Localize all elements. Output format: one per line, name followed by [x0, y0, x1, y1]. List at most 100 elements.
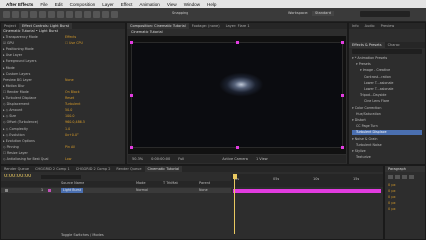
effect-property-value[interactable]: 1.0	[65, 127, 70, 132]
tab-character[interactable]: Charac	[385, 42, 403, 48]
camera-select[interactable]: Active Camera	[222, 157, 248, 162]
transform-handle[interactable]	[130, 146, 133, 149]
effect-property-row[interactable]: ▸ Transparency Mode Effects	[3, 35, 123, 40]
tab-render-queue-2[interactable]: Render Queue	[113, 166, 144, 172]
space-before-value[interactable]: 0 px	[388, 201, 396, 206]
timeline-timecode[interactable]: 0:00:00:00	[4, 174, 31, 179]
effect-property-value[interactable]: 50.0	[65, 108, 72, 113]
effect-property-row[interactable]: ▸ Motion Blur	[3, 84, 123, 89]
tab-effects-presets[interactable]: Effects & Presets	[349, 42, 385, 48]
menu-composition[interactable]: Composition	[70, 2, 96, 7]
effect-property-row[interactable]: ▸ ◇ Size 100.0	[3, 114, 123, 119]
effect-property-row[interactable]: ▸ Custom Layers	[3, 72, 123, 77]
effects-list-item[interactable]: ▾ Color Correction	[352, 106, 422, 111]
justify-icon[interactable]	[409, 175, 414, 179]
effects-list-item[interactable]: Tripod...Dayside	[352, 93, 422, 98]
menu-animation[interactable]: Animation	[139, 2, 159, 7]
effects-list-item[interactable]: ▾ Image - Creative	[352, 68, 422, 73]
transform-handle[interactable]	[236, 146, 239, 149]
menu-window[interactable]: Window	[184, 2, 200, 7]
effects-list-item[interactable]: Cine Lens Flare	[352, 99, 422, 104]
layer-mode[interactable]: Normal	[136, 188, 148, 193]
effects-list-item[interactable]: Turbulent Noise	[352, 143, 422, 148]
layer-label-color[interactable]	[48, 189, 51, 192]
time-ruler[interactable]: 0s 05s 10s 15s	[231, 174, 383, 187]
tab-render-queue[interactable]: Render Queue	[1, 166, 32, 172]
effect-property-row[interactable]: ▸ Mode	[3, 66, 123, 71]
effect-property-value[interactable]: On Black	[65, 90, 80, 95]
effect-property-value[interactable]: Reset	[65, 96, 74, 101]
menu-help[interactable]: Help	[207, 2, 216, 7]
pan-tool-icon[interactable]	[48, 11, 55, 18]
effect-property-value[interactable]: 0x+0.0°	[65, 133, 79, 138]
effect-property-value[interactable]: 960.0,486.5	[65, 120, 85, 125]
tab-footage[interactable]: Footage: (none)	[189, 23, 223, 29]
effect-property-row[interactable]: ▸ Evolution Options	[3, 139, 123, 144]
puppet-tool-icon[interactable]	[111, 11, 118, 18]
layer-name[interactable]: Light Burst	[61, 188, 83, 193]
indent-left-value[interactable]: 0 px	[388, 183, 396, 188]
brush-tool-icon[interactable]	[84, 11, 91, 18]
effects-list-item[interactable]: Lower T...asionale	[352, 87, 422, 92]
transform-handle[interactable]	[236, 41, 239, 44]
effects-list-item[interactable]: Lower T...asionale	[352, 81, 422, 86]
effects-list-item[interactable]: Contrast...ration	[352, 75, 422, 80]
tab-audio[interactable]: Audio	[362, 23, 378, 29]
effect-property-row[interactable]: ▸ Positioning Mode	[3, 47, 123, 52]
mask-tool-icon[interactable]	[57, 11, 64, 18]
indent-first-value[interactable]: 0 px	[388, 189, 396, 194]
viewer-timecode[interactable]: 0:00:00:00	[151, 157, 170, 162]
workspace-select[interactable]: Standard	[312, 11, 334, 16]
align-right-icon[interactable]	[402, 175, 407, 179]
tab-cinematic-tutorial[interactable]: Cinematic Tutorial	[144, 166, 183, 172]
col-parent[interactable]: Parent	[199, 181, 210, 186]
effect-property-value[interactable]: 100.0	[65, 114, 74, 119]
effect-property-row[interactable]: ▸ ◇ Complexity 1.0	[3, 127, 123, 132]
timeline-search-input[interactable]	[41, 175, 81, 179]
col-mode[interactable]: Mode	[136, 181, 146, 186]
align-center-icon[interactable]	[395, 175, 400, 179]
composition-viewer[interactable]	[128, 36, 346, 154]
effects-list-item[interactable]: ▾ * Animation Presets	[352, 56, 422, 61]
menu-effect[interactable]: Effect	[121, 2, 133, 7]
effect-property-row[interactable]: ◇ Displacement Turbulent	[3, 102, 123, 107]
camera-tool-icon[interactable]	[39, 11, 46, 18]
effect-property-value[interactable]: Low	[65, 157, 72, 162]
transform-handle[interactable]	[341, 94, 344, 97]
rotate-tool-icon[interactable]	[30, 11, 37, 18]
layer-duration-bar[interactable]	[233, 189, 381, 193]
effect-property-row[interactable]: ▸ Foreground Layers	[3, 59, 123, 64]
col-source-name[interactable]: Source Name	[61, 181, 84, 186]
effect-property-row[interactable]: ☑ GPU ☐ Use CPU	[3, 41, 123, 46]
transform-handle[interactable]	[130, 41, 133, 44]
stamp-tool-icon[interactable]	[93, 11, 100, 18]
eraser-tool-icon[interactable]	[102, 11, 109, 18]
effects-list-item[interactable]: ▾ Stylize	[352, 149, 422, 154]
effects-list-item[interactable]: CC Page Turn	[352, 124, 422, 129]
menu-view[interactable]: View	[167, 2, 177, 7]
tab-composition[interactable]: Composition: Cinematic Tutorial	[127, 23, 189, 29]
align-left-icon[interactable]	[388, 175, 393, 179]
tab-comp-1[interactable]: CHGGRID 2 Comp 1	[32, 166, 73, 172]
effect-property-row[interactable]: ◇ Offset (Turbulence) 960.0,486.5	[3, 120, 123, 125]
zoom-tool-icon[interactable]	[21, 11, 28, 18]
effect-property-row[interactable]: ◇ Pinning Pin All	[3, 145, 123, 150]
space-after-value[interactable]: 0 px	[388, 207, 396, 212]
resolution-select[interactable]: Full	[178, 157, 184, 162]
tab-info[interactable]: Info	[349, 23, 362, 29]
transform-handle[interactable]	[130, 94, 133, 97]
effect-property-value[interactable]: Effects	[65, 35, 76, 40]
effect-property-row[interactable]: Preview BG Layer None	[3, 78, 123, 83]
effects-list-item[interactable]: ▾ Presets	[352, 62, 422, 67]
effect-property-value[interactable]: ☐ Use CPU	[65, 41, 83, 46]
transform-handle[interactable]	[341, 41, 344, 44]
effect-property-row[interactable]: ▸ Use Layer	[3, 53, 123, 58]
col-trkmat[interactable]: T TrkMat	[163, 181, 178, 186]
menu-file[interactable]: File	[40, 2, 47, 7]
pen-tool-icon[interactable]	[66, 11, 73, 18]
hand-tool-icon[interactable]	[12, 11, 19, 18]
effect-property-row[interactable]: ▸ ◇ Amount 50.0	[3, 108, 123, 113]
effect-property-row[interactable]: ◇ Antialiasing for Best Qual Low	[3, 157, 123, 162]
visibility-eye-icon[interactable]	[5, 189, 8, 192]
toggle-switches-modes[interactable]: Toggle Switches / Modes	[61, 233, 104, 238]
● ● ●
The task: Pick out every line of the listing that contains the string "viewer", matching case exactly, and copy each one.

Exercise response:
viewer-timecode[interactable]: 0:00:00:00	[151, 157, 170, 162]
composition-viewer[interactable]	[128, 36, 346, 154]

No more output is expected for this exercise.